What you will do: Lines that contain the string "Peak" are to be copied; leave out all others.

Given records:
· · · ·

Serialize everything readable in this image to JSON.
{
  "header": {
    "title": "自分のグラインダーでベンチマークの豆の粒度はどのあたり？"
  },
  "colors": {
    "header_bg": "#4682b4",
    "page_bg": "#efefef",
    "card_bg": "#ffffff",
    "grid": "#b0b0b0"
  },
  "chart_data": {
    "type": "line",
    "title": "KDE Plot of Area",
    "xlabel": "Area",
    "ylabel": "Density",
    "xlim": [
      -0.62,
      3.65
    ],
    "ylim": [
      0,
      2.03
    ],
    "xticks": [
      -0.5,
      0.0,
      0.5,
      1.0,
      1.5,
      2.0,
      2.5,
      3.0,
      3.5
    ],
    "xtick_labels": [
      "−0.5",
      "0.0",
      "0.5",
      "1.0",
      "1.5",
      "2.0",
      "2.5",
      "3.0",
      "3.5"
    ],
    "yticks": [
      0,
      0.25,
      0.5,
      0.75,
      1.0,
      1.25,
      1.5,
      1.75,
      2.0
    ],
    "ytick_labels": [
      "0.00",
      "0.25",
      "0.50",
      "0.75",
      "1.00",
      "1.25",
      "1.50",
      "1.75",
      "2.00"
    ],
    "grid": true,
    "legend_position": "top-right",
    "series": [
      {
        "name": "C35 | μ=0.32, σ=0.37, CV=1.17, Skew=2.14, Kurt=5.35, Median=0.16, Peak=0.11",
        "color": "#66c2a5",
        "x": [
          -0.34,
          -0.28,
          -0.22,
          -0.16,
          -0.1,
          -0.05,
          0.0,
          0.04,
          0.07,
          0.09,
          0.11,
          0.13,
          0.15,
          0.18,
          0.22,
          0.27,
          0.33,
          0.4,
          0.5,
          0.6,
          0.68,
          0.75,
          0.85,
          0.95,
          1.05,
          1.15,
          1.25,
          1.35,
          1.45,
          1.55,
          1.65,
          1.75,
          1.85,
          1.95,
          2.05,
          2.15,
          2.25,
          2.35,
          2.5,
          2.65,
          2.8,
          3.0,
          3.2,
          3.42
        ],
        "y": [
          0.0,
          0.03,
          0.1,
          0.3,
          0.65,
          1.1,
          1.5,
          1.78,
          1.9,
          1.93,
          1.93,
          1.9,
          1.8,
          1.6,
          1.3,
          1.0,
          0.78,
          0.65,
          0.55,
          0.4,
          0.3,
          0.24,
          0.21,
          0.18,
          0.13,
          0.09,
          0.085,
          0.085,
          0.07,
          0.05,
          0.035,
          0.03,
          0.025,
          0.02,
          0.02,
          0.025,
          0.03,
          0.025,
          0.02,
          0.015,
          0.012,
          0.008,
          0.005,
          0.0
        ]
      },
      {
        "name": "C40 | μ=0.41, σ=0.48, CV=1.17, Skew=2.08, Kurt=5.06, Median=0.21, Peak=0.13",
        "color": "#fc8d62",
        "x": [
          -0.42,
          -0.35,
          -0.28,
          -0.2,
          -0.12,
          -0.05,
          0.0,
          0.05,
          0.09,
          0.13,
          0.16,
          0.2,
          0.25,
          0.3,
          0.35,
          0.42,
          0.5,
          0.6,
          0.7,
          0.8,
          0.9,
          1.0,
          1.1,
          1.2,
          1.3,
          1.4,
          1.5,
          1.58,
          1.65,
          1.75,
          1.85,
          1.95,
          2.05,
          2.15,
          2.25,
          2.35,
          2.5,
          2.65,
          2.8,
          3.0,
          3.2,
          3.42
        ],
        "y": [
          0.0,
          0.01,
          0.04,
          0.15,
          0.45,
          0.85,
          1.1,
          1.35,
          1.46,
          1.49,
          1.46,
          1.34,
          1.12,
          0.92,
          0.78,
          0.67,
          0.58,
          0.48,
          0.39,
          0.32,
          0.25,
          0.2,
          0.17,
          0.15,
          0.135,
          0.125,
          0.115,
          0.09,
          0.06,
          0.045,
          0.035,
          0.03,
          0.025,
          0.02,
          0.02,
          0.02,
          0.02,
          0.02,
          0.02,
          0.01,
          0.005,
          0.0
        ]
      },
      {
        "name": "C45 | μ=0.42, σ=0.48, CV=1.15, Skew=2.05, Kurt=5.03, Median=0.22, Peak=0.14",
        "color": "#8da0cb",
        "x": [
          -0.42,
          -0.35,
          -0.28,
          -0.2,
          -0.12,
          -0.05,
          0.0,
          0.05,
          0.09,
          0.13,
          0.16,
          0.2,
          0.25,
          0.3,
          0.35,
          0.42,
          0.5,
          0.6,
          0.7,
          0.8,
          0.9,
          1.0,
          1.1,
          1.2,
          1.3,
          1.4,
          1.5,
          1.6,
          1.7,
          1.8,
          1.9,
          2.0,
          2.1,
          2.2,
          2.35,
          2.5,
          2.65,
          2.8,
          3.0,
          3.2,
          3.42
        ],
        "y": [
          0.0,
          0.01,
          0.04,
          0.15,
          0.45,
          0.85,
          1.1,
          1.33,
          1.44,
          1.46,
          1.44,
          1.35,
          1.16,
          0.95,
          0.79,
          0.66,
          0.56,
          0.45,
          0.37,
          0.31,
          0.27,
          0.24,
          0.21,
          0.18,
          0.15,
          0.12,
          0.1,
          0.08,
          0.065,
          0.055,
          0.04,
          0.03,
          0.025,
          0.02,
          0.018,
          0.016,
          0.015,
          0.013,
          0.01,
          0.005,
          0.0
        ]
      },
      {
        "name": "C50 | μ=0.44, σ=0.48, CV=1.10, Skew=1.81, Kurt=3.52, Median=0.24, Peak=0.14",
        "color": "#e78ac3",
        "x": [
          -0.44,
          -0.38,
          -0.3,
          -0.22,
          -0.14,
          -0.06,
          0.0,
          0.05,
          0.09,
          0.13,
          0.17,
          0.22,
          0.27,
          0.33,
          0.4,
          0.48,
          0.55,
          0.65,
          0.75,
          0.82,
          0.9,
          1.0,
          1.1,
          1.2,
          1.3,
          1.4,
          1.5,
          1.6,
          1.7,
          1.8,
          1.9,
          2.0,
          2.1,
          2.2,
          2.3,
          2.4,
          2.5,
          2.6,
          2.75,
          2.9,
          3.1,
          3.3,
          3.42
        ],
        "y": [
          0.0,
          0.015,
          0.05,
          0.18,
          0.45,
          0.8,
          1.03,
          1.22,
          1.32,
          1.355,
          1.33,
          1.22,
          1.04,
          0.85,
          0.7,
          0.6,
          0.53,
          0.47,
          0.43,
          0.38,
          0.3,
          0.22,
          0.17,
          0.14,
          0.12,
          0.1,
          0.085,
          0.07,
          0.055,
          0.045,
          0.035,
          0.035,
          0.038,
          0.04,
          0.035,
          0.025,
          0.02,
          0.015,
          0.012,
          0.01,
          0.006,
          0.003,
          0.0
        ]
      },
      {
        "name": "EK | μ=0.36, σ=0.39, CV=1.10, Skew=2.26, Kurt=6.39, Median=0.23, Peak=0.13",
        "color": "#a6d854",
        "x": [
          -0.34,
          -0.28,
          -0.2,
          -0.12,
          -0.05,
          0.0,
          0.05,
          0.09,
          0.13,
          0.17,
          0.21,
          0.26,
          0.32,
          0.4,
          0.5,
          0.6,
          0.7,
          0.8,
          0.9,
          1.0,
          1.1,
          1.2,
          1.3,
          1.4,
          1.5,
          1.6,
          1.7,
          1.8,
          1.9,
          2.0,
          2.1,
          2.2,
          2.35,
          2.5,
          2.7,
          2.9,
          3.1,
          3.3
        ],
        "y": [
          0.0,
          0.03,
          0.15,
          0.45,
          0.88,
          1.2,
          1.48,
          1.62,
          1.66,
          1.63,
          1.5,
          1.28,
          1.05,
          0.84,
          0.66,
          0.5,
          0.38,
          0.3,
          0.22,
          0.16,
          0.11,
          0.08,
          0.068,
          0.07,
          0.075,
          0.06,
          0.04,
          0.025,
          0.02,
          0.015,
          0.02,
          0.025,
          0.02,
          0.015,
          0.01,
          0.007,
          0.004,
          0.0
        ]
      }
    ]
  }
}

· · · ·

Expected answer:
        "name": "C35 | μ=0.32, σ=0.37, CV=1.17, Skew=2.14, Kurt=5.35, Median=0.16, Peak=0.11",
        "name": "C40 | μ=0.41, σ=0.48, CV=1.17, Skew=2.08, Kurt=5.06, Median=0.21, Peak=0.13",
        "name": "C45 | μ=0.42, σ=0.48, CV=1.15, Skew=2.05, Kurt=5.03, Median=0.22, Peak=0.14",
        "name": "C50 | μ=0.44, σ=0.48, CV=1.10, Skew=1.81, Kurt=3.52, Median=0.24, Peak=0.14",
        "name": "EK | μ=0.36, σ=0.39, CV=1.10, Skew=2.26, Kurt=6.39, Median=0.23, Peak=0.13",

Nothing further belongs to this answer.